• _DIRECTION_
Copy out all the lines where "body" shows up.

[START OF RECORD EXCERPTS]

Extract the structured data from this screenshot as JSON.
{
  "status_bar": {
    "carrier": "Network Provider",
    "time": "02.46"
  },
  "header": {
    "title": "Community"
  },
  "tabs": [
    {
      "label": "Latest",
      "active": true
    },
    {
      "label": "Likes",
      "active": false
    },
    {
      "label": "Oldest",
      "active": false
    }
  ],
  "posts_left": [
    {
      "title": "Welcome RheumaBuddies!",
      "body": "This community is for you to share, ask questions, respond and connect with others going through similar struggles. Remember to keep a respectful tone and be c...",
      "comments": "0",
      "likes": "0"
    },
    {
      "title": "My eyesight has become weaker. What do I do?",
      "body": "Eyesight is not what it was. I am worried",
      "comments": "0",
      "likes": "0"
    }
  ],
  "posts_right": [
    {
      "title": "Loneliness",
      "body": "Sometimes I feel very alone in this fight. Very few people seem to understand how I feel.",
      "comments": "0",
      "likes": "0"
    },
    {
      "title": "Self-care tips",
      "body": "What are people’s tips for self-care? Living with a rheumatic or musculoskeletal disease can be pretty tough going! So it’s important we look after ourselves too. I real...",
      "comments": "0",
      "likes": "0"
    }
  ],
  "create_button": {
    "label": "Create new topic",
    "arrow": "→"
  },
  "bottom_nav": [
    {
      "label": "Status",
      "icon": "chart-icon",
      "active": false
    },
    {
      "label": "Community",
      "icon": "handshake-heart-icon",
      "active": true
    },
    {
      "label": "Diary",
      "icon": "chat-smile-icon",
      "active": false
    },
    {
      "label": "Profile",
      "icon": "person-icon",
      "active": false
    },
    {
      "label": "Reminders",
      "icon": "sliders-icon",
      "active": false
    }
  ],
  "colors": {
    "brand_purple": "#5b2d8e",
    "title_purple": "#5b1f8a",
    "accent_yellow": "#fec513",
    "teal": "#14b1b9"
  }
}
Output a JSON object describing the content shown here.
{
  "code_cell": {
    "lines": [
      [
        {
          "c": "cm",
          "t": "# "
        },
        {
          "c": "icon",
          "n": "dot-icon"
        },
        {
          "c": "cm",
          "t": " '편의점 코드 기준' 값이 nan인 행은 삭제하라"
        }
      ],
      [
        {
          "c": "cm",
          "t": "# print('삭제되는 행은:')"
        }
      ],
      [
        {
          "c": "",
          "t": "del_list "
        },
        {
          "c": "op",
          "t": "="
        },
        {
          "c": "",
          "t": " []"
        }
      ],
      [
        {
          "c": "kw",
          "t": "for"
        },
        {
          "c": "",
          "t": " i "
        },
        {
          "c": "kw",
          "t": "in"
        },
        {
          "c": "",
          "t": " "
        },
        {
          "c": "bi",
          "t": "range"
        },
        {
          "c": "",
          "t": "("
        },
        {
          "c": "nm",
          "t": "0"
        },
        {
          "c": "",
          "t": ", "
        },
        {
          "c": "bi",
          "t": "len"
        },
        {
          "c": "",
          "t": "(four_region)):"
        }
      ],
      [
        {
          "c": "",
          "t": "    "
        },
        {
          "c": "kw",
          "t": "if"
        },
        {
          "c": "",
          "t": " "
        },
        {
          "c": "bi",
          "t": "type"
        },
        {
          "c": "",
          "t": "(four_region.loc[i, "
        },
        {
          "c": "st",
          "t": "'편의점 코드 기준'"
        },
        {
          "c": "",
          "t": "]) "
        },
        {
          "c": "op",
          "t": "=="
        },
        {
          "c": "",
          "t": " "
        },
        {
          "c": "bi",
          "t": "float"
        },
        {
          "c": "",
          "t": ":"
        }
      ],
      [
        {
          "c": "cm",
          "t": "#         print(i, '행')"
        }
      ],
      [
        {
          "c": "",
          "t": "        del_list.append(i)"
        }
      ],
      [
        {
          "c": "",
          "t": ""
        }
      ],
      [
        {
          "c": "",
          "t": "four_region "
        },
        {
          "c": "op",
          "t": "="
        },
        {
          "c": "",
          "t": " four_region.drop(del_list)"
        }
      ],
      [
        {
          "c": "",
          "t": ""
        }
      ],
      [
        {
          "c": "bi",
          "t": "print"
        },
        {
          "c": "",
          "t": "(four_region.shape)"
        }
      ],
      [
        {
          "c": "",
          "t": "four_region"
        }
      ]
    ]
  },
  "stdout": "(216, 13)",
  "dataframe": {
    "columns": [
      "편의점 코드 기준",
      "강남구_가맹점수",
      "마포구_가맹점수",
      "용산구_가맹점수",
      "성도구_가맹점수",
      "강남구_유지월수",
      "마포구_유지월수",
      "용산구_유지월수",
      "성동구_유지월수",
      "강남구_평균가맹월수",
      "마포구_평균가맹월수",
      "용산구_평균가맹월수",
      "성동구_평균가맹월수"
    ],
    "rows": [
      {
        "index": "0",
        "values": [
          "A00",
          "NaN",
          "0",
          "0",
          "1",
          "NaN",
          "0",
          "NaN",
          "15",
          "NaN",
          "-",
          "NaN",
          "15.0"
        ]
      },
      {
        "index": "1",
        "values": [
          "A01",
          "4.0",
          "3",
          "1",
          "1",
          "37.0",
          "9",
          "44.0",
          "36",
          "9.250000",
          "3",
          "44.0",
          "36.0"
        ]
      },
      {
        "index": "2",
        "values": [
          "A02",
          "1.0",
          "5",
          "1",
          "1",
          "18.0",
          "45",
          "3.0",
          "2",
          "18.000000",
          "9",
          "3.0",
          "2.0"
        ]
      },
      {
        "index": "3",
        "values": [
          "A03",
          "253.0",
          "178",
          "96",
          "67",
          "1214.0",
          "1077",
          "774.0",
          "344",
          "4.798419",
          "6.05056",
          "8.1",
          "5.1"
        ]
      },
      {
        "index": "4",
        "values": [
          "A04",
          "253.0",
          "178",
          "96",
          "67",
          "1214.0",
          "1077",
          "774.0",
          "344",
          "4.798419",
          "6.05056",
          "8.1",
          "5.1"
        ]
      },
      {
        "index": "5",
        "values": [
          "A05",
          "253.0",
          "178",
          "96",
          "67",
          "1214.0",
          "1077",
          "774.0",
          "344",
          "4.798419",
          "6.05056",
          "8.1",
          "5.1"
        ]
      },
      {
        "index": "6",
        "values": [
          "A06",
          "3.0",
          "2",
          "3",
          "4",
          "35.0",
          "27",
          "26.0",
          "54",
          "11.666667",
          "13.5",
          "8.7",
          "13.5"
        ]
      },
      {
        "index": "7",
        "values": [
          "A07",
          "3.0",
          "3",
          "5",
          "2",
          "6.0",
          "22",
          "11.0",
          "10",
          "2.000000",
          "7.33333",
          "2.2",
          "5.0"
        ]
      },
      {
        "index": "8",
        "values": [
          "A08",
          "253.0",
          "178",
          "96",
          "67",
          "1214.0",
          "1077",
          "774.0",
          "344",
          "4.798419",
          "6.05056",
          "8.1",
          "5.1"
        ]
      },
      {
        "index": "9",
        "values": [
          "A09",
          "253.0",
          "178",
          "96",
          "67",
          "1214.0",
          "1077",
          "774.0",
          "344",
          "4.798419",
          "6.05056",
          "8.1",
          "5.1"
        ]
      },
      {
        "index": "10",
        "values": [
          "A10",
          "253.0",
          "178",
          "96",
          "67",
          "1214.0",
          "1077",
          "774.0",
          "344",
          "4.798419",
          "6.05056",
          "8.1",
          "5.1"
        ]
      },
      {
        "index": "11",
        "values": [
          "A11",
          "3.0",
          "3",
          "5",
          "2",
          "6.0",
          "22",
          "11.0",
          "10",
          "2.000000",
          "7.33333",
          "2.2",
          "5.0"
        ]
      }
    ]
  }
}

[END OF RECORD EXCERPTS]

• _COMPLETE RESPONSE_
      "body": "This community is for you to share, ask questions, respond and connect with others going through similar struggles. Remember to keep a respectful tone and be c...",
      "body": "Eyesight is not what it was. I am worried",
      "body": "Sometimes I feel very alone in this fight. Very few people seem to understand how I feel.",
      "body": "What are people’s tips for self-care? Living with a rheumatic or musculoskeletal disease can be pretty tough going! So it’s important we look after ourselves too. I real...",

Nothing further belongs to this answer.